**Given problem:**
In the listing below, find every line containing "into" and copy it out.

☆ ☆ ☆

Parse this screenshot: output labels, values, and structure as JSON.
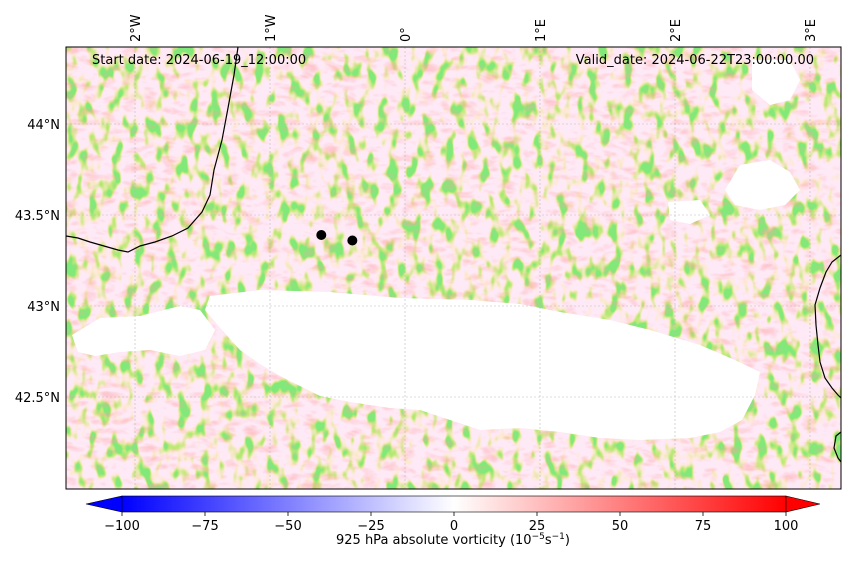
{
  "map": {
    "start_date_label": "Start date: 2024-06-19_12:00:00",
    "valid_date_label": "Valid_date: 2024-06-22T23:00:00.00",
    "lon_ticks": [
      {
        "label": "2°W",
        "lon": -2
      },
      {
        "label": "1°W",
        "lon": -1
      },
      {
        "label": "0°",
        "lon": 0
      },
      {
        "label": "1°E",
        "lon": 1
      },
      {
        "label": "2°E",
        "lon": 2
      },
      {
        "label": "3°E",
        "lon": 3
      }
    ],
    "lat_ticks": [
      {
        "label": "44°N",
        "lat": 44.0
      },
      {
        "label": "43.5°N",
        "lat": 43.5
      },
      {
        "label": "43°N",
        "lat": 43.0
      },
      {
        "label": "42.5°N",
        "lat": 42.5
      }
    ],
    "extent": {
      "lon_min": -2.5,
      "lon_max": 3.3,
      "lat_min": 42.0,
      "lat_max": 44.4
    },
    "markers": [
      {
        "lon": -0.62,
        "lat": 43.39
      },
      {
        "lon": -0.39,
        "lat": 43.36
      }
    ],
    "gridlines": true,
    "masked_terrain_region": "Pyrenees (white, below ground)"
  },
  "colorbar": {
    "label_text": "925 hPa absolute vorticity (10",
    "label_exp1": "−5",
    "label_mid": "s",
    "label_exp2": "−1",
    "label_close": ")",
    "ticks": [
      "−100",
      "−75",
      "−50",
      "−25",
      "0",
      "25",
      "50",
      "75",
      "100"
    ],
    "min": -100,
    "max": 100,
    "colormap": "bwr",
    "extend": "both",
    "negative_color": "#0000ff",
    "positive_color": "#ff0000"
  }
}
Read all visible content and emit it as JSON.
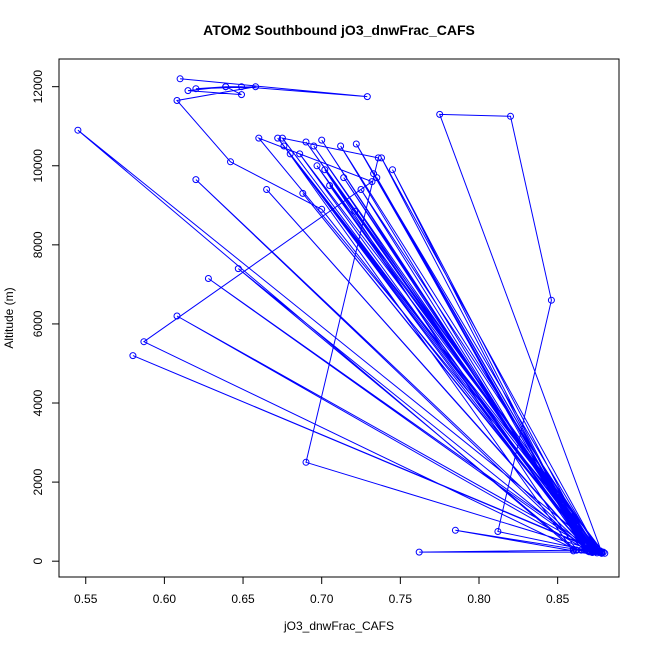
{
  "chart_data": {
    "type": "line",
    "title": "ATOM2 Southbound jO3_dnwFrac_CAFS",
    "xlabel": "jO3_dnwFrac_CAFS",
    "ylabel": "Altitude (m)",
    "xlim": [
      0.533,
      0.889
    ],
    "ylim": [
      -400,
      12700
    ],
    "x_ticks": [
      "0.55",
      "0.60",
      "0.65",
      "0.70",
      "0.75",
      "0.80",
      "0.85"
    ],
    "x_tick_values": [
      0.55,
      0.6,
      0.65,
      0.7,
      0.75,
      0.8,
      0.85
    ],
    "y_ticks": [
      "0",
      "2000",
      "4000",
      "6000",
      "8000",
      "10000",
      "12000"
    ],
    "y_tick_values": [
      0,
      2000,
      4000,
      6000,
      8000,
      10000,
      12000
    ],
    "grid": false,
    "legend": "none",
    "color": "#0000ff",
    "markers": "open-circle",
    "series": [
      {
        "x": [
          0.61,
          0.729,
          0.649,
          0.639,
          0.615,
          0.649,
          0.639,
          0.62,
          0.658,
          0.608,
          0.642,
          0.7,
          0.872,
          0.878,
          0.86,
          0.545,
          0.878,
          0.775,
          0.82,
          0.846,
          0.812,
          0.878,
          0.86,
          0.877,
          0.66,
          0.732,
          0.587,
          0.862,
          0.88,
          0.58,
          0.878,
          0.69,
          0.736,
          0.675,
          0.872,
          0.608,
          0.87,
          0.62,
          0.867,
          0.735,
          0.872,
          0.628,
          0.875,
          0.69,
          0.878,
          0.762,
          0.865,
          0.785,
          0.86,
          0.676,
          0.87,
          0.7,
          0.872,
          0.695,
          0.875,
          0.712,
          0.868,
          0.738,
          0.876,
          0.722,
          0.87,
          0.647,
          0.862,
          0.702,
          0.873,
          0.714,
          0.87,
          0.686,
          0.879,
          0.672,
          0.872,
          0.733,
          0.869,
          0.725,
          0.877,
          0.68,
          0.874,
          0.721,
          0.872,
          0.688,
          0.872,
          0.745,
          0.868,
          0.697,
          0.876,
          0.705,
          0.87,
          0.665,
          0.87
        ],
        "y": [
          12200,
          11750,
          12000,
          12000,
          11900,
          11800,
          12000,
          11950,
          12000,
          11650,
          10100,
          8900,
          250,
          200,
          300,
          10900,
          230,
          11300,
          11250,
          6600,
          750,
          200,
          300,
          260,
          10700,
          9600,
          5550,
          280,
          200,
          5200,
          220,
          2500,
          10200,
          10700,
          300,
          6200,
          250,
          9650,
          280,
          9700,
          230,
          7150,
          210,
          10600,
          230,
          230,
          280,
          780,
          260,
          10500,
          240,
          10650,
          220,
          10500,
          250,
          10500,
          280,
          10200,
          240,
          10550,
          250,
          7400,
          280,
          9900,
          250,
          9700,
          260,
          10300,
          230,
          10700,
          240,
          9800,
          260,
          9400,
          230,
          10300,
          240,
          8850,
          280,
          9300,
          250,
          9900,
          280,
          10000,
          260,
          9500,
          240,
          9400,
          260
        ]
      }
    ]
  }
}
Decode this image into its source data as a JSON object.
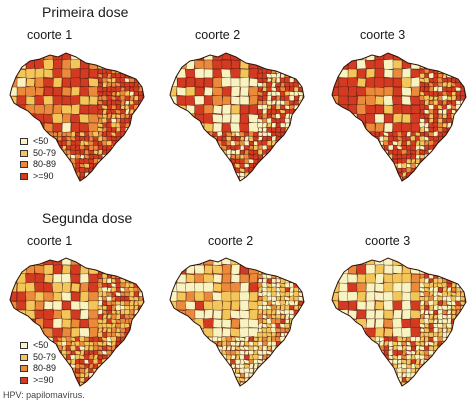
{
  "sections": [
    {
      "title": "Primeira dose",
      "cohorts": [
        "coorte 1",
        "coorte 2",
        "coorte 3"
      ]
    },
    {
      "title": "Segunda dose",
      "cohorts": [
        "coorte 1",
        "coorte 2",
        "coorte 3"
      ]
    }
  ],
  "legend": [
    {
      "label": "<50",
      "color": "#f8f3c0"
    },
    {
      "label": "50-79",
      "color": "#f4c65a"
    },
    {
      "label": "80-89",
      "color": "#ec8a3c"
    },
    {
      "label": ">=90",
      "color": "#d43a22"
    }
  ],
  "footnote": "HPV: papilomavírus."
}
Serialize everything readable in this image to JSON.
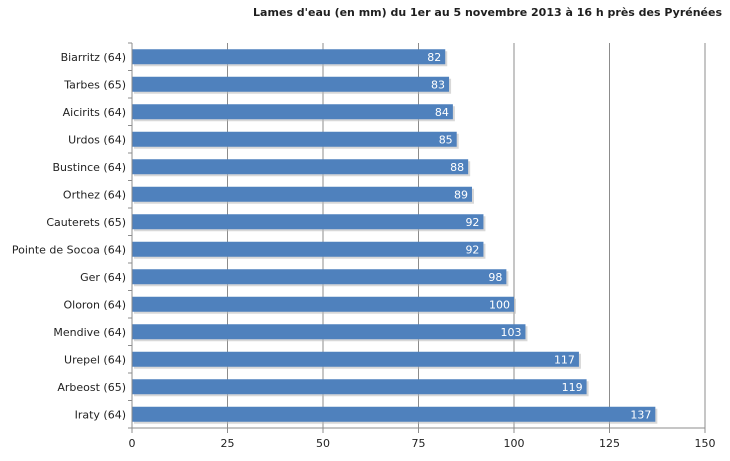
{
  "chart_data": {
    "type": "bar",
    "orientation": "horizontal",
    "title": "Lames d'eau (en mm) du 1er au 5 novembre 2013 à 16 h près des Pyrénées",
    "categories": [
      "Biarritz (64)",
      "Tarbes (65)",
      "Aicirits (64)",
      "Urdos (64)",
      "Bustince (64)",
      "Orthez (64)",
      "Cauterets (65)",
      "Pointe de Socoa (64)",
      "Ger (64)",
      "Oloron (64)",
      "Mendive (64)",
      "Urepel (64)",
      "Arbeost (65)",
      "Iraty (64)"
    ],
    "values": [
      82,
      83,
      84,
      85,
      88,
      89,
      92,
      92,
      98,
      100,
      103,
      117,
      119,
      137
    ],
    "xlim": [
      0,
      150
    ],
    "xticks": [
      0,
      25,
      50,
      75,
      100,
      125,
      150
    ],
    "grid": true,
    "legend": "none",
    "bar_color": "#4f81bd"
  }
}
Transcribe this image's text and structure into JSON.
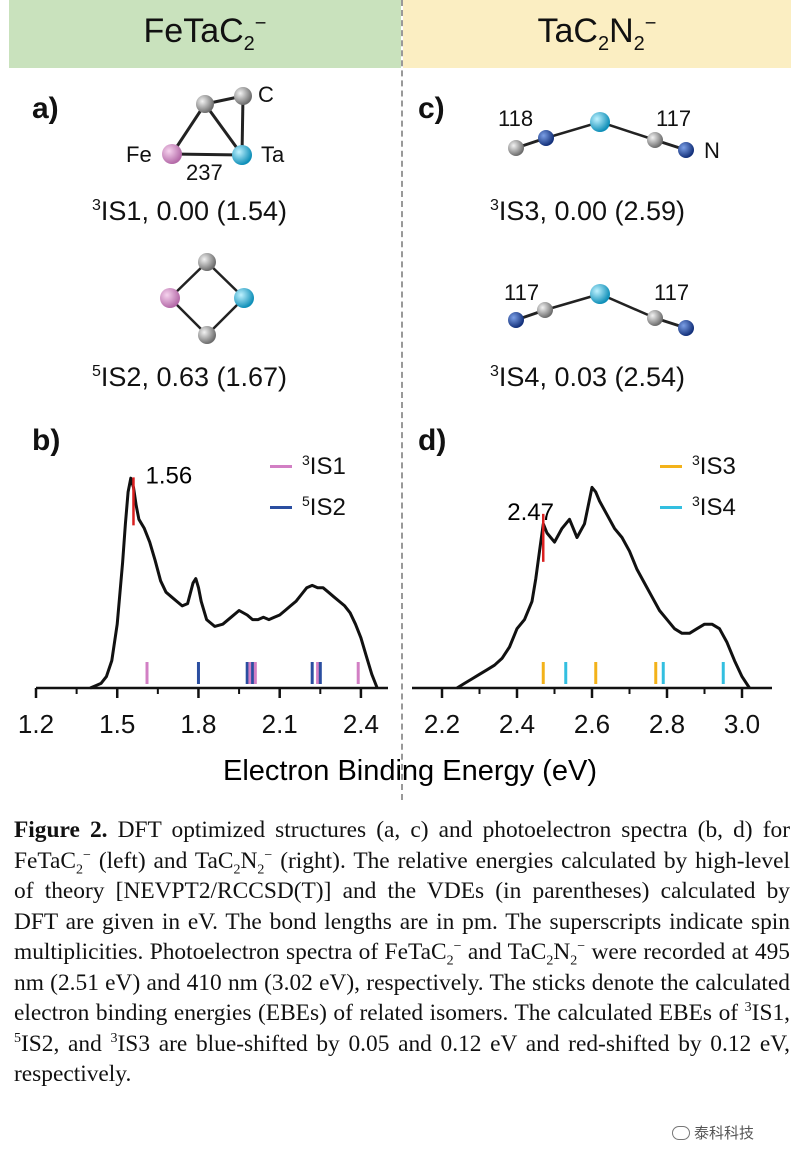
{
  "headers": {
    "left_base": "FeTaC",
    "left_sub": "2",
    "left_sup": "−",
    "right_base": "TaC",
    "right_sub1": "2",
    "right_mid": "N",
    "right_sub2": "2",
    "right_sup": "−"
  },
  "panels": {
    "a": {
      "label": "a)",
      "atoms": {
        "c": "C",
        "fe": "Fe",
        "ta": "Ta"
      },
      "bond_length": "237",
      "iso1": {
        "sup": "3",
        "name": "IS1",
        "text": ", 0.00 (1.54)"
      },
      "iso2": {
        "sup": "5",
        "name": "IS2",
        "text": ", 0.63 (1.67)"
      }
    },
    "c": {
      "label": "c)",
      "iso3_bonds": {
        "left": "118",
        "right": "117"
      },
      "n_atom": "N",
      "iso3": {
        "sup": "3",
        "name": "IS3",
        "text": ", 0.00 (2.59)"
      },
      "iso4_bonds": {
        "left": "117",
        "right": "117"
      },
      "iso4": {
        "sup": "3",
        "name": "IS4",
        "text": ", 0.03 (2.54)"
      }
    },
    "b": {
      "label": "b)",
      "peak_label": "1.56",
      "legend": [
        {
          "sup": "3",
          "name": "IS1",
          "color": "#d27fc4"
        },
        {
          "sup": "5",
          "name": "IS2",
          "color": "#2a4ea0"
        }
      ]
    },
    "d": {
      "label": "d)",
      "peak_label": "2.47",
      "legend": [
        {
          "sup": "3",
          "name": "IS3",
          "color": "#f3b21a"
        },
        {
          "sup": "3",
          "name": "IS4",
          "color": "#33bfe0"
        }
      ]
    }
  },
  "chart_data": [
    {
      "type": "line",
      "panel": "b",
      "xlim": [
        1.2,
        2.5
      ],
      "ticks": [
        "1.2",
        "1.5",
        "1.8",
        "2.1",
        "2.4"
      ],
      "tick_values": [
        1.2,
        1.5,
        1.8,
        2.1,
        2.4
      ],
      "x": [
        1.4,
        1.42,
        1.44,
        1.46,
        1.48,
        1.5,
        1.52,
        1.53,
        1.54,
        1.55,
        1.56,
        1.57,
        1.58,
        1.6,
        1.62,
        1.64,
        1.66,
        1.68,
        1.7,
        1.72,
        1.74,
        1.76,
        1.78,
        1.79,
        1.8,
        1.81,
        1.83,
        1.86,
        1.89,
        1.92,
        1.95,
        1.98,
        2.0,
        2.02,
        2.04,
        2.06,
        2.08,
        2.1,
        2.12,
        2.14,
        2.16,
        2.18,
        2.2,
        2.22,
        2.24,
        2.26,
        2.28,
        2.3,
        2.32,
        2.34,
        2.36,
        2.38,
        2.4,
        2.42,
        2.44,
        2.46
      ],
      "y": [
        0.0,
        0.01,
        0.02,
        0.05,
        0.12,
        0.28,
        0.55,
        0.72,
        0.86,
        0.92,
        0.88,
        0.8,
        0.74,
        0.7,
        0.64,
        0.56,
        0.47,
        0.42,
        0.4,
        0.38,
        0.36,
        0.37,
        0.46,
        0.48,
        0.44,
        0.38,
        0.3,
        0.27,
        0.28,
        0.31,
        0.34,
        0.32,
        0.3,
        0.3,
        0.31,
        0.3,
        0.31,
        0.32,
        0.34,
        0.36,
        0.38,
        0.41,
        0.44,
        0.45,
        0.44,
        0.44,
        0.42,
        0.4,
        0.38,
        0.36,
        0.33,
        0.28,
        0.22,
        0.14,
        0.06,
        0.0
      ],
      "peak": {
        "x": 1.56,
        "label": "1.56",
        "color": "#d92020"
      },
      "sticks": [
        {
          "x": 1.61,
          "series": "3IS1"
        },
        {
          "x": 1.8,
          "series": "5IS2"
        },
        {
          "x": 1.98,
          "series": "5IS2"
        },
        {
          "x": 1.99,
          "series": "3IS1"
        },
        {
          "x": 2.0,
          "series": "5IS2"
        },
        {
          "x": 2.01,
          "series": "3IS1"
        },
        {
          "x": 2.22,
          "series": "5IS2"
        },
        {
          "x": 2.24,
          "series": "3IS1"
        },
        {
          "x": 2.25,
          "series": "5IS2"
        },
        {
          "x": 2.39,
          "series": "3IS1"
        }
      ],
      "series_colors": {
        "3IS1": "#d27fc4",
        "5IS2": "#2a4ea0"
      }
    },
    {
      "type": "line",
      "panel": "d",
      "xlim": [
        2.12,
        3.08
      ],
      "ticks": [
        "2.2",
        "2.4",
        "2.6",
        "2.8",
        "3.0"
      ],
      "tick_values": [
        2.2,
        2.4,
        2.6,
        2.8,
        3.0
      ],
      "x": [
        2.24,
        2.26,
        2.28,
        2.3,
        2.32,
        2.34,
        2.36,
        2.38,
        2.4,
        2.42,
        2.44,
        2.45,
        2.46,
        2.47,
        2.48,
        2.5,
        2.52,
        2.54,
        2.56,
        2.58,
        2.6,
        2.61,
        2.62,
        2.64,
        2.66,
        2.68,
        2.7,
        2.72,
        2.74,
        2.76,
        2.78,
        2.8,
        2.82,
        2.84,
        2.86,
        2.88,
        2.9,
        2.92,
        2.94,
        2.96,
        2.98,
        3.0,
        3.02
      ],
      "y": [
        0.0,
        0.02,
        0.04,
        0.06,
        0.08,
        0.1,
        0.13,
        0.18,
        0.26,
        0.3,
        0.38,
        0.48,
        0.6,
        0.72,
        0.68,
        0.64,
        0.7,
        0.74,
        0.66,
        0.72,
        0.88,
        0.86,
        0.82,
        0.76,
        0.7,
        0.66,
        0.6,
        0.52,
        0.46,
        0.4,
        0.34,
        0.3,
        0.26,
        0.24,
        0.24,
        0.26,
        0.28,
        0.28,
        0.26,
        0.2,
        0.12,
        0.05,
        0.0
      ],
      "peak": {
        "x": 2.47,
        "label": "2.47",
        "color": "#d92020"
      },
      "sticks": [
        {
          "x": 2.47,
          "series": "3IS3"
        },
        {
          "x": 2.53,
          "series": "3IS4"
        },
        {
          "x": 2.61,
          "series": "3IS3"
        },
        {
          "x": 2.77,
          "series": "3IS3"
        },
        {
          "x": 2.79,
          "series": "3IS4"
        },
        {
          "x": 2.95,
          "series": "3IS4"
        }
      ],
      "series_colors": {
        "3IS3": "#f3b21a",
        "3IS4": "#33bfe0"
      }
    }
  ],
  "xlabel": "Electron Binding Energy (eV)",
  "caption": {
    "fig": "Figure 2.",
    "p1": " DFT optimized structures (a, c) and photoelectron spectra (b, d) for FeTaC",
    "p1_sub": "2",
    "p1_sup": "−",
    "p2": " (left) and TaC",
    "p2_sub": "2",
    "p2_mid": "N",
    "p2_sub2": "2",
    "p2_sup": "−",
    "p3": " (right). The relative energies calculated by high-level of theory [NEVPT2/RCCSD(T)] and the VDEs (in parentheses) calculated by DFT are given in eV. The bond lengths are in pm. The superscripts indicate spin multiplicities. Photoelectron spectra of FeTaC",
    "p3_sub": "2",
    "p3_sup": "−",
    "p4": " and TaC",
    "p4_sub": "2",
    "p4_mid": "N",
    "p4_sub2": "2",
    "p4_sup": "−",
    "p5": " were recorded at 495 nm (2.51 eV) and 410 nm (3.02 eV), respectively. The sticks denote the calculated electron binding energies (EBEs) of related isomers. The calculated EBEs of ",
    "s1": "3",
    "n1": "IS1, ",
    "s2": "5",
    "n2": "IS2, and ",
    "s3": "3",
    "n3": "IS3 are blue-shifted by 0.05 and 0.12 eV and red-shifted by 0.12 eV, respectively."
  },
  "watermark": "泰科科技"
}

☆ ☆ ☆

**Task output:**
Decode this image into its source data as a JSON object.
Transcribe this image's text and structure into JSON.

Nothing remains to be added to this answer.